Return the complete listing that follows, with each line reproduced exactly.

(Source records)
☆ ☆ ☆ ☆

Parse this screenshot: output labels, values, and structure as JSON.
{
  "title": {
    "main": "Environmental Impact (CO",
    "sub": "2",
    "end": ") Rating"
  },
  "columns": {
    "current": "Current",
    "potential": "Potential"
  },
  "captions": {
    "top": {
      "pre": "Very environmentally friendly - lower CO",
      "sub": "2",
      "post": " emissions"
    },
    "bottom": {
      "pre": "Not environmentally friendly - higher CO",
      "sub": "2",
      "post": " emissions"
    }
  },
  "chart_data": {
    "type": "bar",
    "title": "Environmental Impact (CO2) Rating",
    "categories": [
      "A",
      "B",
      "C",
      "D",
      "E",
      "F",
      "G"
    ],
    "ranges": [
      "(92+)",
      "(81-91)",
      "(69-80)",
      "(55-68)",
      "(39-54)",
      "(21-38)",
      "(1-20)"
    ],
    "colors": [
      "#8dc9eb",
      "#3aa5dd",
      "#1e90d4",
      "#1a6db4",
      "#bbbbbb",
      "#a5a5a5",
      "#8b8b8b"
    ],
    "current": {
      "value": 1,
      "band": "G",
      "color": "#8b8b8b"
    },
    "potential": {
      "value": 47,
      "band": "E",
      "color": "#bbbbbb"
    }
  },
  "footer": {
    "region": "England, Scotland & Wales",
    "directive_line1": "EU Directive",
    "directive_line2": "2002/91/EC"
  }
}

☆ ☆ ☆ ☆

§ **WRITTEN RESPONSE**
Parse this screenshot: output labels, values, and structure as JSON.
{
  "title": {
    "main": "Environmental Impact (CO",
    "sub": "2",
    "end": ") Rating"
  },
  "columns": {
    "current": "Current",
    "potential": "Potential"
  },
  "captions": {
    "top": {
      "pre": "Very environmentally friendly - lower CO",
      "sub": "2",
      "post": " emissions"
    },
    "bottom": {
      "pre": "Not environmentally friendly - higher CO",
      "sub": "2",
      "post": " emissions"
    }
  },
  "chart_data": {
    "type": "bar",
    "title": "Environmental Impact (CO2) Rating",
    "categories": [
      "A",
      "B",
      "C",
      "D",
      "E",
      "F",
      "G"
    ],
    "ranges": [
      "(92+)",
      "(81-91)",
      "(69-80)",
      "(55-68)",
      "(39-54)",
      "(21-38)",
      "(1-20)"
    ],
    "colors": [
      "#8dc9eb",
      "#3aa5dd",
      "#1e90d4",
      "#1a6db4",
      "#bbbbbb",
      "#a5a5a5",
      "#8b8b8b"
    ],
    "current": {
      "value": 1,
      "band": "G",
      "color": "#8b8b8b"
    },
    "potential": {
      "value": 47,
      "band": "E",
      "color": "#bbbbbb"
    }
  },
  "footer": {
    "region": "England, Scotland & Wales",
    "directive_line1": "EU Directive",
    "directive_line2": "2002/91/EC"
  }
}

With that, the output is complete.